**Task objective:** Please retype the stretch from "It turns out" through "Dolphin (early 16th century?)" in the post about Boucher's painted dolphins, keeping every word and mark unchanged.

**Source document:**

Wednesday, February 20, 2013

Monsters of the deep in 18th-century France

François Boucher was one of the most prominent artists of the French Rococo, painting countless highly stylized, gracious, gnomically allusive canvases and murals. For example:

Boucher, The Rising of the Sun (1753)
But look a little more closely at the lower-left hand corner of that painting. Do you see anything odd?

In between the babies and the sea goddesses, there is some kind of giant, ugly fish monster. And it keeps showing up, too, as in the pendant Setting of the Sun, adored by sea nymphs:
Setting of the Sun (1752)

Or the Boucher Birth of Venus:

What are those things? And why do they constantly have nymphs and cherubs around them?

It turns out that this is how dolphins were painted by 18th century French painters who had never actually seen a dolphin before. They thought they were basically just big, carpy fish, and because they'd never been anywhere where you'd actually encounter a dolphin, depictions became more and more mannered over time, until they bore absolutely no resemblance to actual dolphins. One would think that Mediterranean painters might have fared better, but not necessarily:
Francesco Bianchi Ferrari, Arion and the Dolphin (early 16th century?)

**Data:**
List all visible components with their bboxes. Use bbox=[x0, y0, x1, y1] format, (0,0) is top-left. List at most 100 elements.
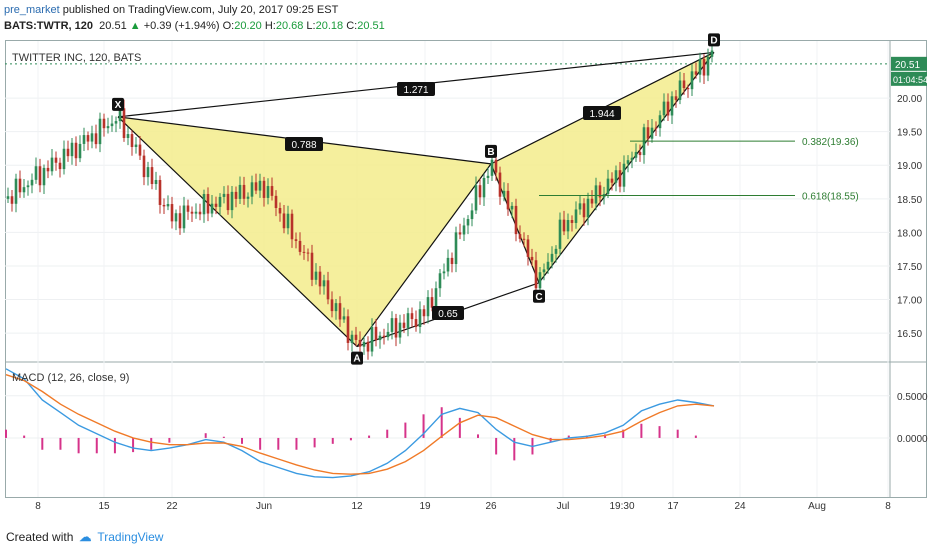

**Answer to this problem:**
It turns out that this is how dolphins were painted by 18th century French painters who had never actually seen a dolphin before. They thought they were basically just big, carpy fish, and because they'd never been anywhere where you'd actually encounter a dolphin, depictions became more and more mannered over time, until they bore absolutely no resemblance to actual dolphins. One would think that Mediterranean painters might have fared better, but not necessarily:
Francesco Bianchi Ferrari, Arion and the Dolphin (early 16th century?)